**Texto seleccionado**
○ ○ ○ ○ ○

La miopía está aumentando en todo el mundo y este hábito común podría ser la causa
La investigación abre una nueva vía para la prevención de una afección que podría afectar al 40% de los jóvenes en 2050.

Así ven las personas con miopía / Javier Zayas Photography
El rápido incremento de los casos de miopía a nivel mundial ha puesto en alerta a la comunidad científica, y un reciente estudio de la Facultad de Optometría de la Universidad Estatal de Nueva York (SUNY) propone que la tendencia a pasar más tiempo en espacios interiores es un factor crítico. La investigación, publicada en Cell Reports, sugiere que el problema no radica exclusivamente en el uso de pantallas, sino en cómo el ojo se adapta a las condiciones de baja luminosidad mientras realiza tareas de visión próxima.
A través de pruebas con voluntarios miopes y emétropes, el equipo liderado por el neurocientífico José Manuel Alonso observó que, al enfocar objetos cercanos, la pupila se contrae no solo por el brillo, sino para intentar dar nitidez a la imagen. En ambientes interiores, donde la luz es mucho menor que en el exterior, esta contracción reduce drásticamente la iluminación que recibe la retina, debilitando las vías neuronales encargadas de procesar la luz (vías ON).

○ ○ ○ ○ ○

**Encargo 1**
Según el artículo sobre la miopía, ¿por qué la contracción de la pupila al enfocar objetos cercanos en interiores perjudica a la retina? Responde en una a tres oraciones.
**Encargo 2**
¿En qué publicación apareció la investigación que recoge el artículo sobre la miopía?
**Encargo 3**
Copia del artículo sobre la miopía el fragmento que empieza con "A través de" y continúa hasta "luz (vías ON).".

**Datos aportados**
○ ○ ○ ○ ○

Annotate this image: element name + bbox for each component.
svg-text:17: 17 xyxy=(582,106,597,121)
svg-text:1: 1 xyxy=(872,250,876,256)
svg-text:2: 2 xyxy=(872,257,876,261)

○ ○ ○ ○ ○

**Respuesta 1**
En interiores la luz es mucho menor que en el exterior, de modo que esa contracción reduce drásticamente la iluminación que recibe la retina. Eso debilita las vías neuronales encargadas de procesar la luz (vías ON).

**Respuesta 2**
En Cell Reports.

**Respuesta 3**
A través de pruebas con voluntarios miopes y emétropes, el equipo liderado por el neurocientífico José Manuel Alonso observó que, al enfocar objetos cercanos, la pupila se contrae no solo por el brillo, sino para intentar dar nitidez a la imagen. En ambientes interiores, donde la luz es mucho menor que en el exterior, esta contracción reduce drásticamente la iluminación que recibe la retina, debilitando las vías neuronales encargadas de procesar la luz (vías ON).